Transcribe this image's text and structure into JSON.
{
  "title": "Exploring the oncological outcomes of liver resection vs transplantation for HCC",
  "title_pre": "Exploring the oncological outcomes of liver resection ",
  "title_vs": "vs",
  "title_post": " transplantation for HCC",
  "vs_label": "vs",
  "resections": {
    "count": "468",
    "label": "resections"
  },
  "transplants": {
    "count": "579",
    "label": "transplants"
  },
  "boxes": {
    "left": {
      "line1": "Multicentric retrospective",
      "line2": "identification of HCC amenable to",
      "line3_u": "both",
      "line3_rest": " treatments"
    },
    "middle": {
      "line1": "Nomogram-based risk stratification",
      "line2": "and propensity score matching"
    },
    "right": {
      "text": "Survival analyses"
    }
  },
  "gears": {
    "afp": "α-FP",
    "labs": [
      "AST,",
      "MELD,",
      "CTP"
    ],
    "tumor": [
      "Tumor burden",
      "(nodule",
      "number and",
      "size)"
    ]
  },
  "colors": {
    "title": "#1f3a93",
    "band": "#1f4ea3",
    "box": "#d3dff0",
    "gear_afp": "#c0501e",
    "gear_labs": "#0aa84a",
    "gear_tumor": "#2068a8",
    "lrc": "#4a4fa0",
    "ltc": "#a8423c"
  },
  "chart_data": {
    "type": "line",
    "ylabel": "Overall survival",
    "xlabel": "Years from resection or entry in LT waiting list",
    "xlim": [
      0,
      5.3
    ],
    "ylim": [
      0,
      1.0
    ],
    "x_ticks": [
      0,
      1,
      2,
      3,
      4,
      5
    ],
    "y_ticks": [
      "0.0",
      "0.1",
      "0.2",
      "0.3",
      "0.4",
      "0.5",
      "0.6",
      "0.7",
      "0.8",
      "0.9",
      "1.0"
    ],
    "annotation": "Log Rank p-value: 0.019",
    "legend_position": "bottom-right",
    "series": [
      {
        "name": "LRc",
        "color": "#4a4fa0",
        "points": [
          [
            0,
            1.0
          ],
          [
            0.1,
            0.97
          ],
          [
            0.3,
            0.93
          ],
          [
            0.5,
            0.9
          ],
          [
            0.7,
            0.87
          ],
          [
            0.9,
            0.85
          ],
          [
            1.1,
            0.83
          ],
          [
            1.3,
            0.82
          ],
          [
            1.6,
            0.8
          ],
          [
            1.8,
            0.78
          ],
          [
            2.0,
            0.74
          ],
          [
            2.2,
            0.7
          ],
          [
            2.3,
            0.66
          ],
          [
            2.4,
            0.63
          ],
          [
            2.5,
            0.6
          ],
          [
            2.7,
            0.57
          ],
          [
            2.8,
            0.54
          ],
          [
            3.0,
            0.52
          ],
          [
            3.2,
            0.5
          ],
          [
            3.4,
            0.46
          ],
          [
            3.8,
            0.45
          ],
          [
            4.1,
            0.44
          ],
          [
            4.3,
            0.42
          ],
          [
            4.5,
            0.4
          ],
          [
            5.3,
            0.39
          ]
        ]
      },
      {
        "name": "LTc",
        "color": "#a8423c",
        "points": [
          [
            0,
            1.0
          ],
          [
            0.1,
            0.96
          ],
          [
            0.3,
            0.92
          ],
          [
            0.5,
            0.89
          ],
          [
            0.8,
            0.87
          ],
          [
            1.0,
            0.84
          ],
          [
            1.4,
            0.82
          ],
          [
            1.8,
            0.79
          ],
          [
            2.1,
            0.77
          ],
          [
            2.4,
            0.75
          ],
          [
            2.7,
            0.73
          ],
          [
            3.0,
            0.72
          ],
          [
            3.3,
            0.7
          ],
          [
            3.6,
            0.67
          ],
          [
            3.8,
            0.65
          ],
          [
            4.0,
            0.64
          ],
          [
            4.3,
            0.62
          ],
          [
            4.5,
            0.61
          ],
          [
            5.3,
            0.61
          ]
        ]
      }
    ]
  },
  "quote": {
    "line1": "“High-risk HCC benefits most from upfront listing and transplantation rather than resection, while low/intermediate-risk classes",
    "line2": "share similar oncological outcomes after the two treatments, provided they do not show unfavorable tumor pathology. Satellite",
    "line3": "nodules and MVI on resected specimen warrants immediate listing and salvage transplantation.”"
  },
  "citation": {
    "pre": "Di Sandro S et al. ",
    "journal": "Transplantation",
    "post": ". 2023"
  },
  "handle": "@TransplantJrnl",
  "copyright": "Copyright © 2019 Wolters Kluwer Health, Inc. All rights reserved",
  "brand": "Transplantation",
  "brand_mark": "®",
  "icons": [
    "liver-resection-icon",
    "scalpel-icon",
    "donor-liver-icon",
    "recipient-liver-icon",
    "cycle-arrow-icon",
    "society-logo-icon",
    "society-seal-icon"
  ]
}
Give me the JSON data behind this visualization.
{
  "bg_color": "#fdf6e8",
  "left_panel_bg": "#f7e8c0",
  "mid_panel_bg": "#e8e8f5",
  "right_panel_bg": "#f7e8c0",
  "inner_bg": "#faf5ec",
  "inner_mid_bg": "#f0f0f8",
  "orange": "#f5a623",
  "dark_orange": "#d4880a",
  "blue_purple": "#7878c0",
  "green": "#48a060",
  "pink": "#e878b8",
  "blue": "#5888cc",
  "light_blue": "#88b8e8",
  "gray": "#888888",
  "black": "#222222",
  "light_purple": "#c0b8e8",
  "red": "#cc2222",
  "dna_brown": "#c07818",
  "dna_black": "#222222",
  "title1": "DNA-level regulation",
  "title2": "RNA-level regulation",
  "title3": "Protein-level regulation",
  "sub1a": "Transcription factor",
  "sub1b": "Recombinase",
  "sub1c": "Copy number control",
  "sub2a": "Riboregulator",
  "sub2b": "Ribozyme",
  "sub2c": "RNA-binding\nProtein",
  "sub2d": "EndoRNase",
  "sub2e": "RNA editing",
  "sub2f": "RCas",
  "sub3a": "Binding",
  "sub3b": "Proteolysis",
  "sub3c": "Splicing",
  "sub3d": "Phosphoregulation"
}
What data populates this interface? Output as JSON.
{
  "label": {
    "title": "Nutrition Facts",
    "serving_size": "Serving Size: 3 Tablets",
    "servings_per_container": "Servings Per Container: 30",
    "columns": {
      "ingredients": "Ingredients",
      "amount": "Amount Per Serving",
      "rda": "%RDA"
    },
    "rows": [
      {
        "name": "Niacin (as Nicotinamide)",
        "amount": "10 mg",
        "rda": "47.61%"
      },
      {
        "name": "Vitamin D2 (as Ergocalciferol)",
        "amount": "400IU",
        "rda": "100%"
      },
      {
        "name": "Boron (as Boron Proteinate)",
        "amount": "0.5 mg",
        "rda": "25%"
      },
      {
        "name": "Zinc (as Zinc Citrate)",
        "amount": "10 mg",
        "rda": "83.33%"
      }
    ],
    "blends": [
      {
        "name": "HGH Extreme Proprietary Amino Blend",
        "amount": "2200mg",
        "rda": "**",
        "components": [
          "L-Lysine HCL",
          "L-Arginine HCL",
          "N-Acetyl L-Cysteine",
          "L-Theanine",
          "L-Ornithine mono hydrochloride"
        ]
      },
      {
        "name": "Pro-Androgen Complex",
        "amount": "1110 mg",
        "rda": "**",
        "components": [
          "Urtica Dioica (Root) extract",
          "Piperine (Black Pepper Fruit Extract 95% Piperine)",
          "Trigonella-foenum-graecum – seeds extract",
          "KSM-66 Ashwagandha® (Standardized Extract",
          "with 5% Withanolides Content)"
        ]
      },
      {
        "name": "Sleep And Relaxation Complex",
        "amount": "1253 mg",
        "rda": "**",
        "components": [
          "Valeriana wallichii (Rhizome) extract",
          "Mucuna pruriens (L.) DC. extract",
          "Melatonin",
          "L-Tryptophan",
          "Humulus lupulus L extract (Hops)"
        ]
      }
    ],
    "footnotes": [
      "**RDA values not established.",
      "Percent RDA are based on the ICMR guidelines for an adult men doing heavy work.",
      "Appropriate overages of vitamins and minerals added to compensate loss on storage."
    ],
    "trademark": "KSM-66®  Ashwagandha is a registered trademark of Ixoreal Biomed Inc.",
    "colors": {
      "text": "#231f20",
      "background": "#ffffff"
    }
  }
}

▶ _Task item_
Wherever the word "amount" turns up in the records above, copy the line that holds it.

▶ _Your response_
      "amount": "Amount Per Serving",
        "amount": "10 mg",
        "amount": "400IU",
        "amount": "0.5 mg",
        "amount": "10 mg",
        "amount": "2200mg",
        "amount": "1110 mg",
        "amount": "1253 mg",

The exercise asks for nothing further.